- Selected excerpt -
The French Revolution and prime minister Mr William Pitt the Younger’s tax on the scented powder used to mask wig odour, started the trend for natural, short hair. In the meantime, “Truefitt’s best nutty brown wigs” earned a literary shout-out from, among many others, novelist Mr William Makepeace Thackeray. Mr Charles Dickens also namechecked “the excellent hairdresser”.
The phrase “right as a trivet” was inspired by the perfect fit of Mr Truefitt’s wigs, “trivet” being a corruption of his very apt name.
Truefitt products have been brought up from the wreck of the Titanic, which sank in 1912. Floppy-haired Mr Leonardo DiCaprio was clearly not a regular. In 1935, Truefitt acquired Mr Edwin Hill’s salon and moved into larger premises on Old Bond Street. The company now has locations in the US, Canada, Australia, India, Malaysia, Singapore, Thailand, South Korea and Azerbaijan.
It is to St James’s Street, however, that the most devout heritage lovers make a pilgrimage, the tourists who fill the chairs on Saturdays contrasting with the suit-clad and black Oxford-shod weekday crowd. The clientele can include several generations of the same family. According to fresh-faced barber Mr David Olds, one regular recently brought his 10-month-old son in for a trim. Haircuts and wet shaves, both £45, are Truefitt & Hill’s mainstay, but face and head massages and manicures, which pre-date our modern fascination with grooming, are also offered.
Although the waistcoated barbers possess the technical skills to replicate, say, Mr Zayn Malik’s latest avant-garde coiffure, it’s perhaps fair to say that most customers come to Truefitt & Hill for traditional services, such as the application of a fragranced tonic water to the scalp mid-haircut that will leave you catching a delightful whiff of yourself for days afterwards. Or the policy of no mobile phones or music in the shop, which preserves a rare atmosphere of calm. As you lie back for a shave and think of England’s sovereigns in the various portraits, you can easily feel like a prince, if not a king.

- Request A -
Can you write out everything from "The French Revolution" down to "Korea and Azerbaijan." in the passage on the Truefitt barbershop, switching "wigs" to "hairpieces"?
- Request B -
Would you repeat, word for word, everything in the listing from the line containing "feedback-link[interactable]: 意见反馈 —" down to the line containing "file-info-panel: 文件信息 文件名称"?

- Collected data entries -
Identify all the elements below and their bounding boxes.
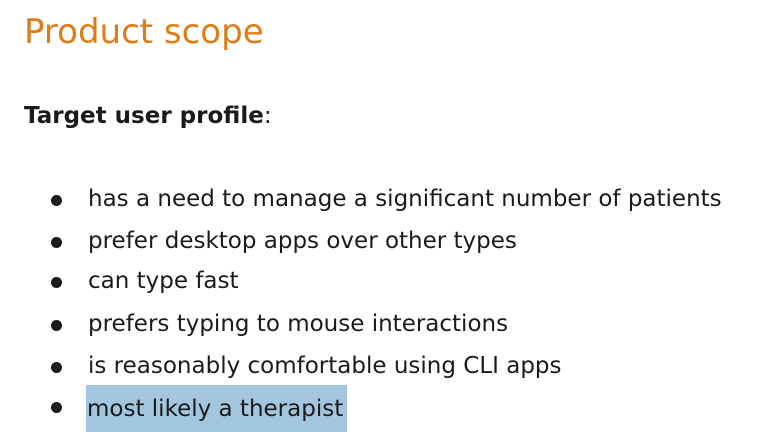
bullet-icon: [51, 402, 62, 413]
list-item-text: is reasonably comfortable using CLI apps: [88, 353, 562, 379]
bullet-icon: [51, 320, 62, 331]
list-item: can type fast: [0, 261, 766, 301]
list-item: is reasonably comfortable using CLI apps: [0, 346, 766, 386]
bullet-icon: [51, 277, 62, 288]
list-item: prefers typing to mouse interactions: [0, 304, 766, 344]
list-item-text: prefer desktop apps over other types: [88, 228, 517, 254]
bullet-icon: [51, 237, 62, 248]
section-title: Product scope: [24, 12, 264, 52]
list-item: prefer desktop apps over other types: [0, 221, 766, 261]
bullet-icon: [51, 195, 62, 206]
list-item: most likely a therapist: [0, 385, 766, 432]
list-item-text: can type fast: [88, 268, 239, 294]
bullet-icon: [51, 362, 62, 373]
list-item-text: prefers typing to mouse interactions: [88, 311, 509, 337]
target-user-profile-label: Target user profile: [24, 103, 264, 129]
target-user-profile-heading: Target user profile:: [24, 99, 272, 133]
list-item-text-highlighted: most likely a therapist: [86, 385, 348, 432]
list-item: has a need to manage a significant numbe…: [0, 179, 766, 219]
list-item-text: has a need to manage a significant numbe…: [88, 186, 722, 212]
target-user-profile-colon: :: [263, 103, 272, 129]
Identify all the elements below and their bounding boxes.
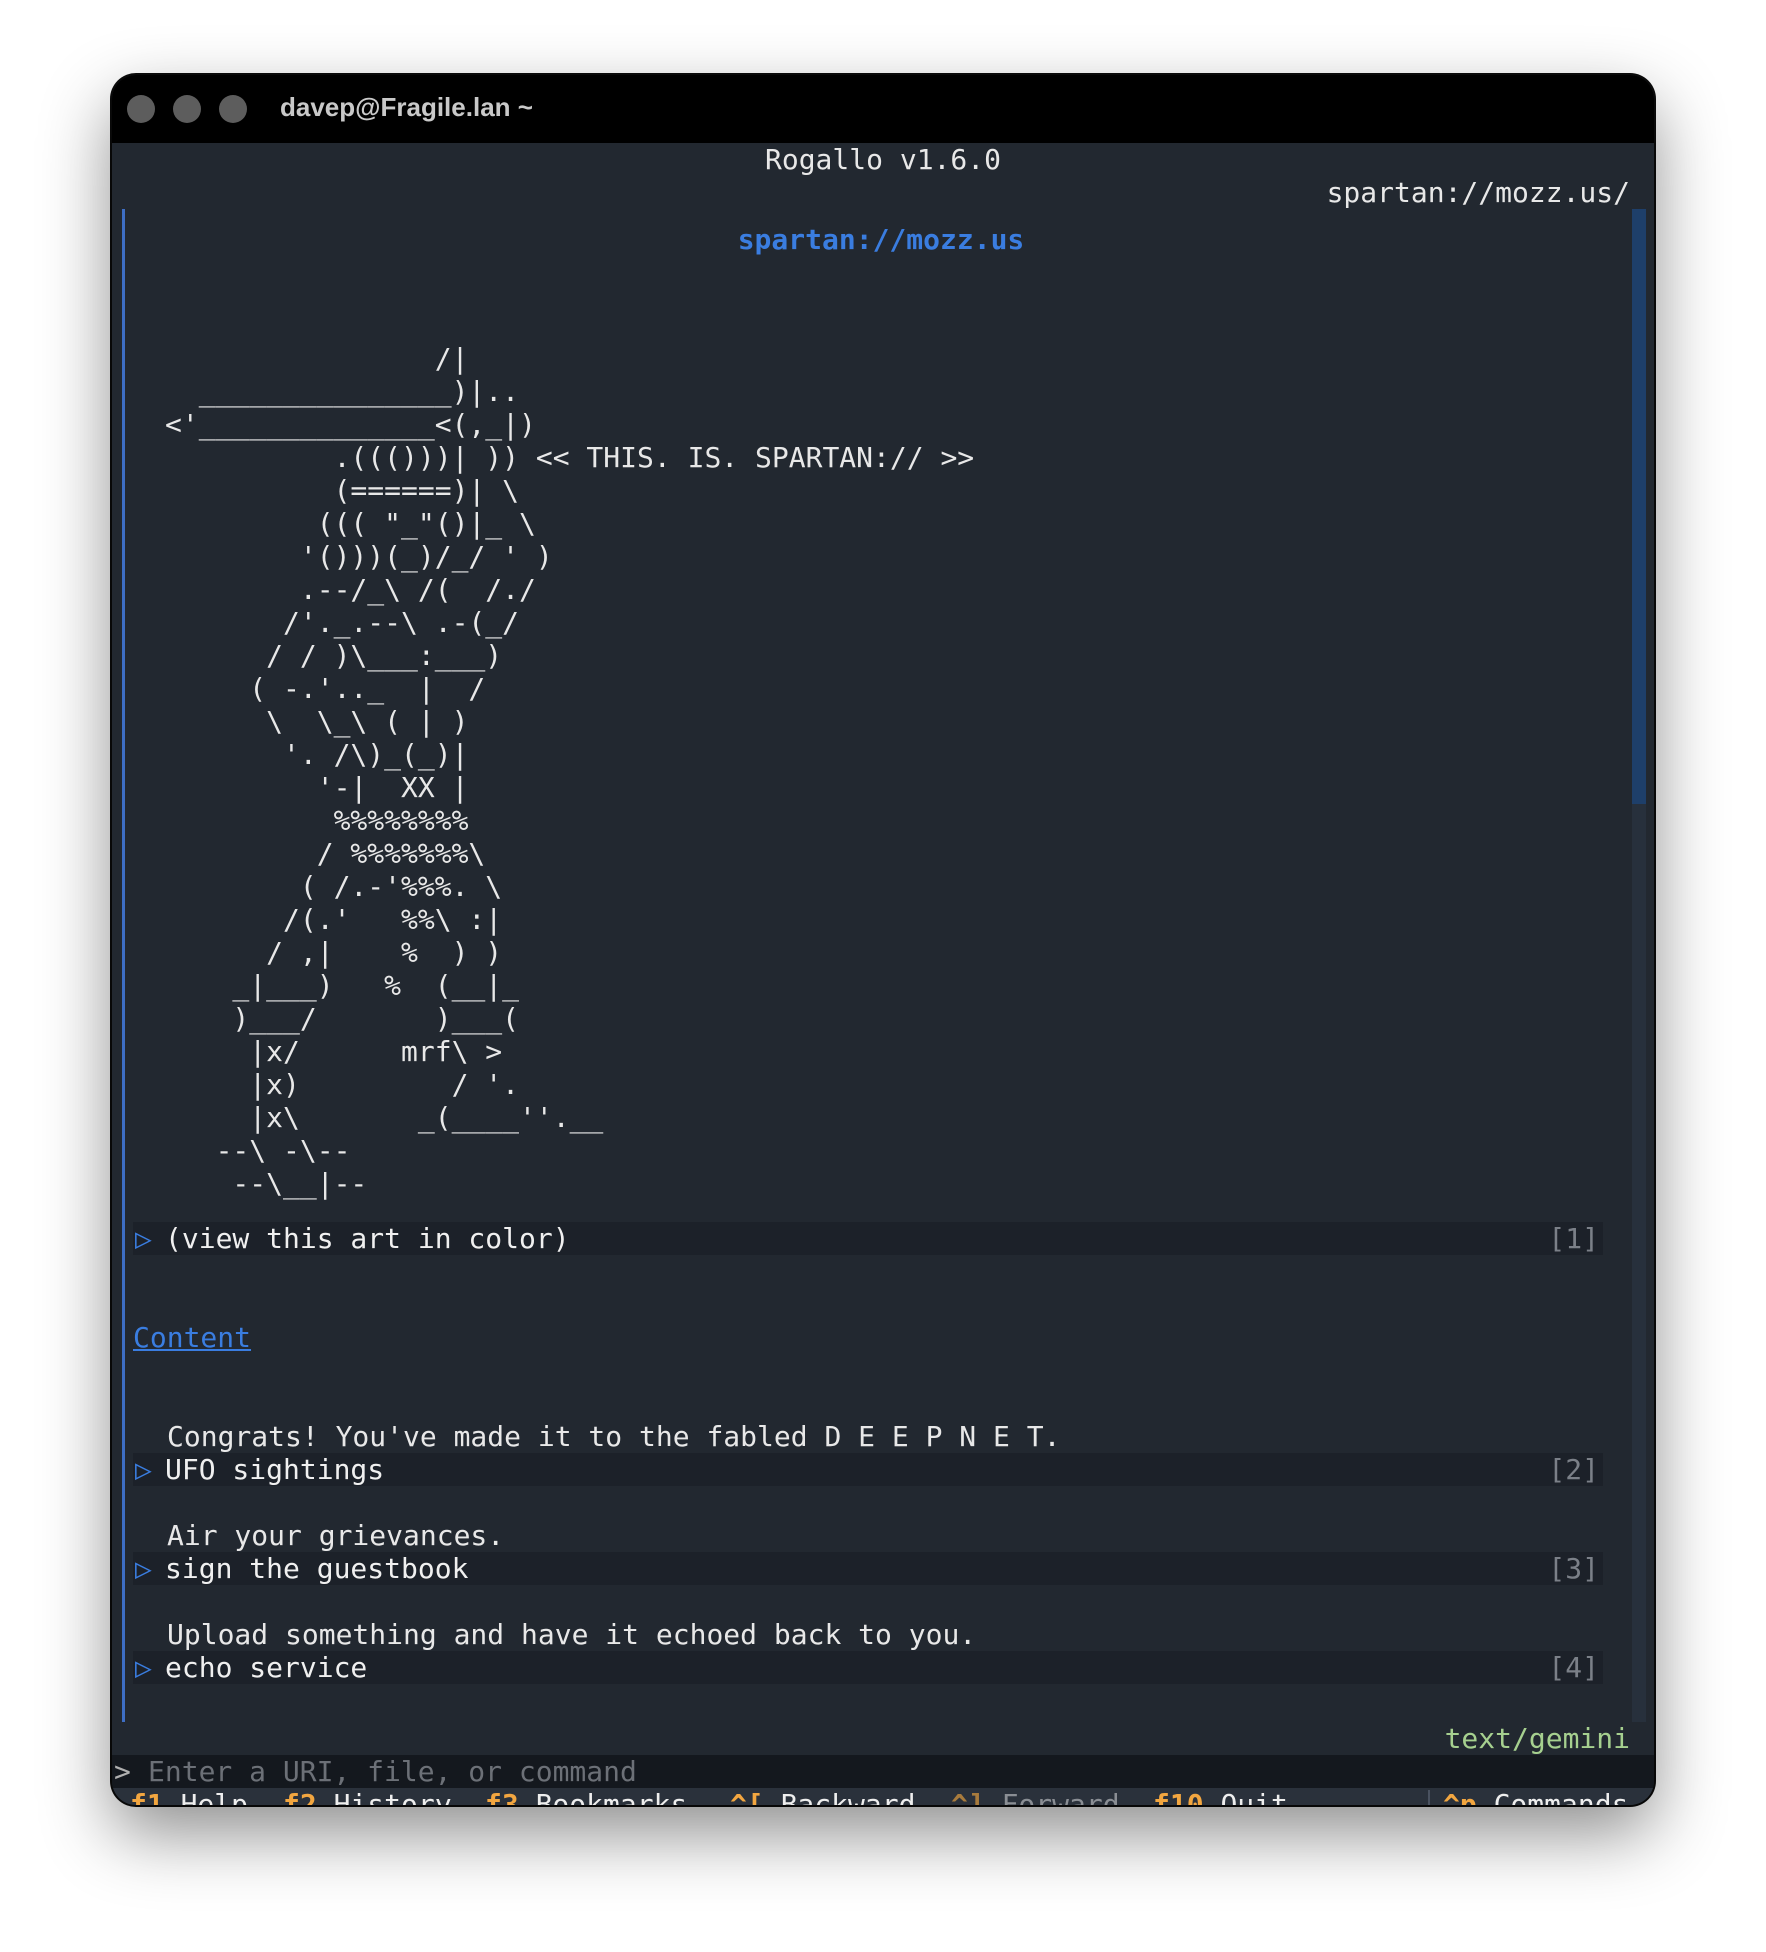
close-window-button[interactable] xyxy=(127,95,155,123)
terminal-window: davep@Fragile.lan ~ Rogallo v1.6.0 spart… xyxy=(112,75,1654,1805)
footer-key-bookmarks[interactable]: f3 Bookmarks xyxy=(485,1788,687,1805)
footer-key-backward[interactable]: ^[ Backward xyxy=(730,1788,915,1805)
link-arrow-icon: ▷ xyxy=(135,1222,152,1255)
zoom-window-button[interactable] xyxy=(219,95,247,123)
key-label: Quit xyxy=(1220,1788,1288,1805)
footer-key-forward[interactable]: ^] Forward xyxy=(951,1788,1120,1805)
command-bar: > xyxy=(112,1755,1654,1788)
key-name: ^[ xyxy=(730,1788,764,1805)
current-url: spartan://mozz.us/ xyxy=(1326,176,1630,209)
key-label: Commands xyxy=(1493,1788,1629,1805)
key-name: f2 xyxy=(283,1788,317,1805)
footer-divider xyxy=(1428,1790,1430,1805)
prompt-icon: > xyxy=(114,1755,131,1788)
command-input[interactable] xyxy=(148,1755,1628,1788)
paragraph-deepnet: Congrats! You've made it to the fabled D… xyxy=(167,1420,1061,1453)
key-name: ^] xyxy=(951,1788,985,1805)
ascii-art: /| _______________)|.. <'______________<… xyxy=(165,342,975,1200)
paragraph-echo: Upload something and have it echoed back… xyxy=(167,1618,977,1651)
footer-key-commands[interactable]: ^p Commands xyxy=(1443,1788,1628,1805)
key-label: Bookmarks xyxy=(535,1788,688,1805)
minimize-window-button[interactable] xyxy=(173,95,201,123)
link-echo-service[interactable]: ▷ echo service [4] xyxy=(133,1651,1603,1684)
link-number: [4] xyxy=(1548,1651,1599,1684)
key-label: Forward xyxy=(1001,1788,1120,1805)
footer-keys: f1 Help f2 History f3 Bookmarks ^[ Backw… xyxy=(112,1788,1654,1805)
key-name: f1 xyxy=(130,1788,164,1805)
link-label: echo service xyxy=(165,1651,368,1684)
key-label: History xyxy=(333,1788,452,1805)
link-number: [1] xyxy=(1548,1222,1599,1255)
document-heading: spartan://mozz.us xyxy=(737,223,1025,256)
paragraph-grievances: Air your grievances. xyxy=(167,1519,505,1552)
key-label: Help xyxy=(180,1788,249,1805)
link-view-art-in-color[interactable]: ▷ (view this art in color) [1] xyxy=(133,1222,1603,1255)
link-arrow-icon: ▷ xyxy=(135,1651,152,1684)
footer-key-help[interactable]: f1 Help xyxy=(130,1788,248,1805)
window-title: davep@Fragile.lan ~ xyxy=(280,92,533,122)
link-number: [3] xyxy=(1548,1552,1599,1585)
footer-key-history[interactable]: f2 History xyxy=(283,1788,452,1805)
content-link[interactable]: Content xyxy=(133,1321,251,1354)
key-name: f3 xyxy=(485,1788,519,1805)
document-scrollbar[interactable] xyxy=(1632,209,1646,1722)
link-label: (view this art in color) xyxy=(165,1222,570,1255)
document-view[interactable]: spartan://mozz.us /| _______________)|..… xyxy=(122,209,1637,1722)
terminal-area: Rogallo v1.6.0 spartan://mozz.us/ sparta… xyxy=(112,143,1654,1805)
title-bar: davep@Fragile.lan ~ xyxy=(112,75,1654,143)
link-label: UFO sightings xyxy=(165,1453,385,1486)
link-label: sign the guestbook xyxy=(165,1552,469,1585)
link-arrow-icon: ▷ xyxy=(135,1453,152,1486)
scrollbar-thumb[interactable] xyxy=(1632,209,1646,804)
app-title: Rogallo v1.6.0 xyxy=(764,143,1001,176)
footer-key-quit[interactable]: f10 Quit xyxy=(1153,1788,1288,1805)
key-name: ^p xyxy=(1443,1788,1477,1805)
link-number: [2] xyxy=(1548,1453,1599,1486)
link-ufo-sightings[interactable]: ▷ UFO sightings [2] xyxy=(133,1453,1603,1486)
key-name: f10 xyxy=(1153,1788,1204,1805)
link-arrow-icon: ▷ xyxy=(135,1552,152,1585)
mime-type: text/gemini xyxy=(1444,1722,1630,1755)
key-label: Backward xyxy=(780,1788,916,1805)
link-sign-guestbook[interactable]: ▷ sign the guestbook [3] xyxy=(133,1552,1603,1585)
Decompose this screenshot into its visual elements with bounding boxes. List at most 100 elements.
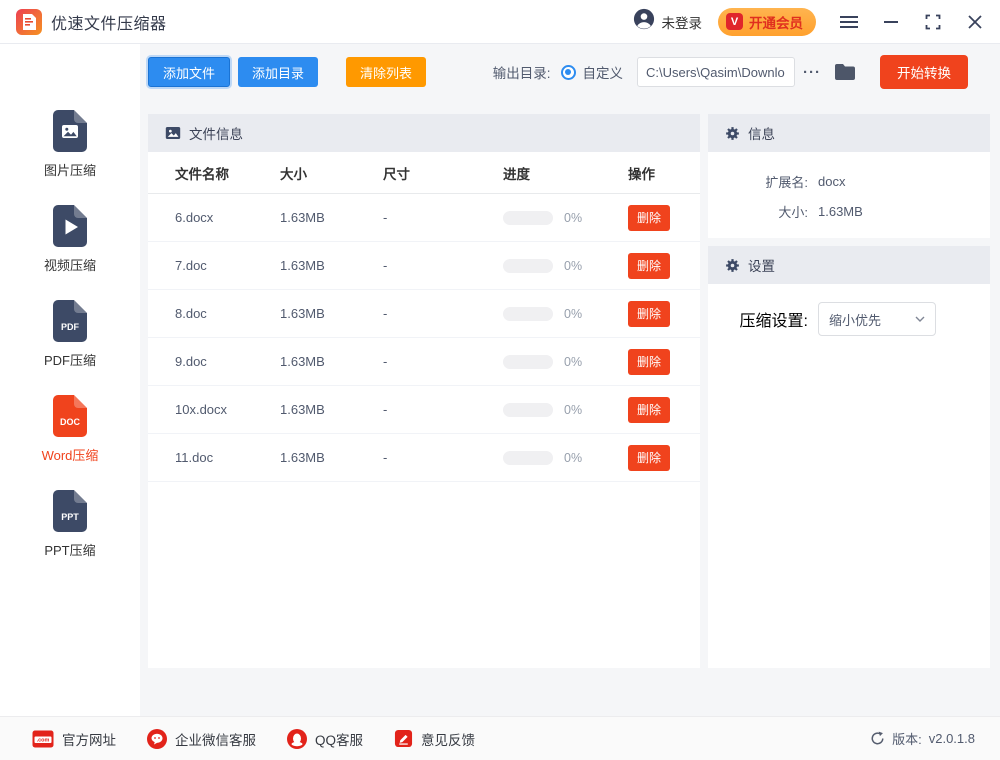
feedback-link[interactable]: 意见反馈 — [394, 729, 475, 749]
sidebar-item-word-compress[interactable]: DOC Word压缩 — [0, 395, 140, 464]
table-row[interactable]: 11.doc 1.63MB - 0% 删除 — [148, 434, 700, 482]
extension-value: docx — [818, 173, 846, 189]
sidebar-item-label: PPT压缩 — [44, 543, 96, 558]
doc-file-icon: DOC — [53, 395, 87, 437]
size-value: 1.63MB — [818, 203, 863, 219]
file-dimension: - — [383, 450, 388, 465]
custom-radio[interactable]: 自定义 — [560, 62, 623, 82]
col-file-name: 文件名称 — [175, 166, 229, 182]
col-size: 大小 — [280, 166, 307, 182]
file-size: 1.63MB — [280, 354, 325, 369]
login-area[interactable]: 未登录 — [633, 8, 702, 35]
panels: 文件信息 文件名称 大小 尺寸 进度 操作 6.docx 1.63MB - 0%… — [148, 114, 990, 668]
website-icon: .com — [32, 730, 54, 747]
pdf-file-icon: PDF — [53, 300, 87, 342]
footer-link-label: QQ客服 — [315, 732, 364, 748]
file-name: 11.doc — [175, 450, 214, 465]
file-info-panel: 文件信息 文件名称 大小 尺寸 进度 操作 6.docx 1.63MB - 0%… — [148, 114, 700, 668]
compress-setting-label: 压缩设置: — [739, 313, 808, 330]
table-row[interactable]: 8.doc 1.63MB - 0% 删除 — [148, 290, 700, 338]
delete-button[interactable]: 删除 — [628, 300, 670, 327]
open-folder-button[interactable] — [834, 63, 856, 81]
feedback-icon — [394, 729, 413, 748]
vip-button[interactable]: V 开通会员 — [718, 7, 816, 36]
ppt-file-icon: PPT — [53, 490, 87, 532]
table-row[interactable]: 9.doc 1.63MB - 0% 删除 — [148, 338, 700, 386]
progress-bar — [503, 258, 553, 273]
maximize-button[interactable] — [924, 13, 942, 31]
delete-button[interactable]: 删除 — [628, 396, 670, 423]
sidebar-item-pdf-compress[interactable]: PDF PDF压缩 — [0, 300, 140, 369]
version-value: v2.0.1.8 — [928, 731, 975, 746]
file-dimension: - — [383, 354, 388, 369]
compress-mode-select[interactable]: 缩小优先 — [818, 302, 936, 336]
titlebar: 优速文件压缩器 未登录 V 开通会员 — [0, 0, 1000, 44]
qq-support-link[interactable]: QQ客服 — [287, 728, 364, 749]
vip-badge-icon: V — [726, 13, 743, 30]
file-size: 1.63MB — [280, 306, 325, 321]
delete-button[interactable]: 删除 — [628, 252, 670, 279]
file-dimension: - — [383, 258, 388, 273]
sidebar-item-image-compress[interactable]: 图片压缩 — [0, 110, 140, 179]
compress-mode-value: 缩小优先 — [829, 312, 882, 328]
file-size: 1.63MB — [280, 402, 325, 417]
svg-text:.com: .com — [37, 737, 50, 743]
delete-button[interactable]: 删除 — [628, 348, 670, 375]
browse-more-button[interactable]: ··· — [803, 64, 821, 81]
wechat-support-link[interactable]: 企业微信客服 — [147, 728, 256, 749]
table-row[interactable]: 10x.docx 1.63MB - 0% 删除 — [148, 386, 700, 434]
app-logo-icon — [16, 8, 42, 35]
progress-bar — [503, 210, 553, 225]
progress-value: 0% — [564, 354, 583, 369]
file-size: 1.63MB — [280, 210, 325, 225]
output-dir-group: 输出目录: 自定义 ··· 开始转换 — [493, 55, 968, 89]
sidebar-item-label: 视频压缩 — [43, 258, 96, 273]
progress-bar — [503, 306, 553, 321]
extension-label: 扩展名: — [765, 174, 808, 190]
output-path-input[interactable] — [637, 57, 795, 87]
info-panel-title: 信息 — [748, 127, 775, 142]
info-panel-header: 信息 — [708, 114, 990, 152]
footer-link-label: 意见反馈 — [421, 732, 476, 748]
settings-panel-title: 设置 — [748, 259, 775, 274]
file-name: 6.docx — [175, 210, 214, 225]
app-window: 优速文件压缩器 未登录 V 开通会员 图片压缩 视频压缩 PDF PDF压缩 D… — [0, 0, 1000, 760]
official-website-link[interactable]: .com 官方网址 — [32, 729, 116, 749]
toolbar: 添加文件 添加目录 清除列表 输出目录: 自定义 ··· 开始转换 — [148, 55, 968, 89]
sidebar-item-ppt-compress[interactable]: PPT PPT压缩 — [0, 490, 140, 559]
sidebar-item-video-compress[interactable]: 视频压缩 — [0, 205, 140, 274]
file-dimension: - — [383, 306, 388, 321]
app-title: 优速文件压缩器 — [51, 15, 167, 33]
file-name: 7.doc — [175, 258, 207, 273]
info-panel: 信息 扩展名: docx 大小: 1.63MB — [708, 114, 990, 238]
progress-value: 0% — [564, 306, 583, 321]
progress-value: 0% — [564, 402, 583, 417]
right-column: 信息 扩展名: docx 大小: 1.63MB 设置 压缩设置: 缩小优先 — [708, 114, 990, 668]
file-name: 10x.docx — [175, 402, 228, 417]
delete-button[interactable]: 删除 — [628, 204, 670, 231]
close-button[interactable] — [966, 13, 984, 31]
table-row[interactable]: 7.doc 1.63MB - 0% 删除 — [148, 242, 700, 290]
svg-text:PDF: PDF — [61, 322, 80, 332]
table-row[interactable]: 6.docx 1.63MB - 0% 删除 — [148, 194, 700, 242]
menu-button[interactable] — [840, 13, 858, 31]
check-update-icon[interactable] — [870, 731, 885, 746]
add-directory-button[interactable]: 添加目录 — [238, 57, 319, 87]
sidebar: 图片压缩 视频压缩 PDF PDF压缩 DOC Word压缩 PPT PPT压缩 — [0, 44, 140, 716]
add-file-button[interactable]: 添加文件 — [148, 57, 231, 87]
svg-text:DOC: DOC — [60, 417, 81, 427]
titlebar-right: 未登录 V 开通会员 — [633, 7, 985, 36]
clear-list-button[interactable]: 清除列表 — [346, 57, 427, 87]
vip-button-label: 开通会员 — [749, 15, 803, 31]
file-dimension: - — [383, 402, 388, 417]
progress-bar — [503, 450, 553, 465]
table-header: 文件名称 大小 尺寸 进度 操作 — [148, 152, 700, 194]
minimize-button[interactable] — [882, 13, 900, 31]
col-dimension: 尺寸 — [383, 166, 410, 182]
start-convert-button[interactable]: 开始转换 — [880, 55, 968, 89]
delete-button[interactable]: 删除 — [628, 444, 670, 471]
output-dir-label: 输出目录: — [492, 66, 551, 81]
file-panel-header: 文件信息 — [148, 114, 700, 152]
progress-bar — [503, 402, 553, 417]
col-progress: 进度 — [503, 166, 530, 182]
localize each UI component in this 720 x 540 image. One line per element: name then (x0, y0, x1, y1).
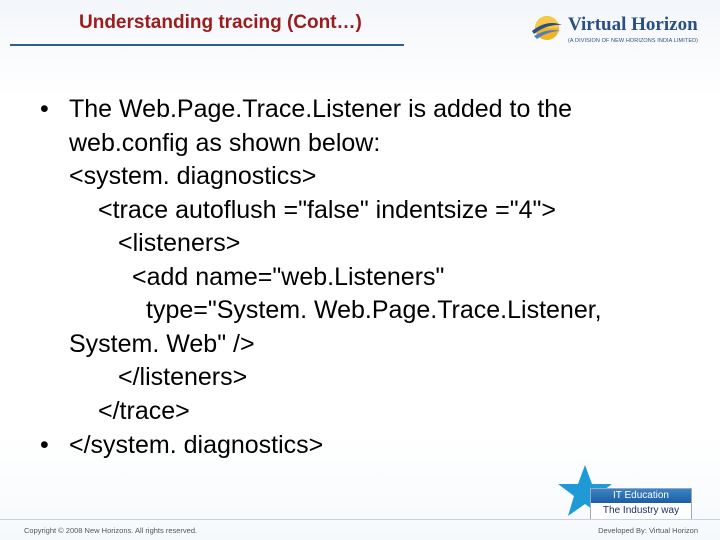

- Complete answer A -
The French Revolution and prime minister Mr William Pitt the Younger’s tax on the scented powder used to mask wig odour, started the trend for natural, short hair. In the meantime, “Truefitt’s best nutty brown hairpieces” earned a literary shout-out from, among many others, novelist Mr William Makepeace Thackeray. Mr Charles Dickens also namechecked “the excellent hairdresser”.
The phrase “right as a trivet” was inspired by the perfect fit of Mr Truefitt’s hairpieces, “trivet” being a corruption of his very apt name.
Truefitt products have been brought up from the wreck of the Titanic, which sank in 1912. Floppy-haired Mr Leonardo DiCaprio was clearly not a regular. In 1935, Truefitt acquired Mr Edwin Hill’s salon and moved into larger premises on Old Bond Street. The company now has locations in the US, Canada, Australia, India, Malaysia, Singapore, Thailand, South Korea and Azerbaijan.

- Complete answer B -
feedback-link[interactable]: 意见反馈 — [394, 729, 475, 749]
sidebar-item-word-compress[interactable]: DOC Word压缩 — [0, 395, 140, 464]
table-row[interactable]: 11.doc 1.63MB - 0% 删除 — [148, 434, 700, 482]
extension-value: docx — [818, 173, 846, 189]
sidebar-item-label: PPT压缩 — [44, 543, 96, 558]
doc-file-icon: DOC — [53, 395, 87, 437]
size-value: 1.63MB — [818, 203, 863, 219]
file-dimension: - — [383, 450, 388, 465]
custom-radio[interactable]: 自定义 — [560, 62, 623, 82]
col-file-name: 文件名称 — [175, 166, 229, 182]
col-size: 大小 — [280, 166, 307, 182]
file-size: 1.63MB — [280, 354, 325, 369]
login-area[interactable]: 未登录 — [633, 8, 702, 35]
panels: 文件信息 文件名称 大小 尺寸 进度 操作 6.docx 1.63MB - 0%… — [148, 114, 990, 668]
website-icon: .com — [32, 730, 54, 747]
pdf-file-icon: PDF — [53, 300, 87, 342]
footer-link-label: QQ客服 — [315, 732, 364, 748]
file-name: 11.doc — [175, 450, 214, 465]
file-info-panel: 文件信息 文件名称 大小 尺寸 进度 操作 6.docx 1.63MB - 0%… — [148, 114, 700, 668]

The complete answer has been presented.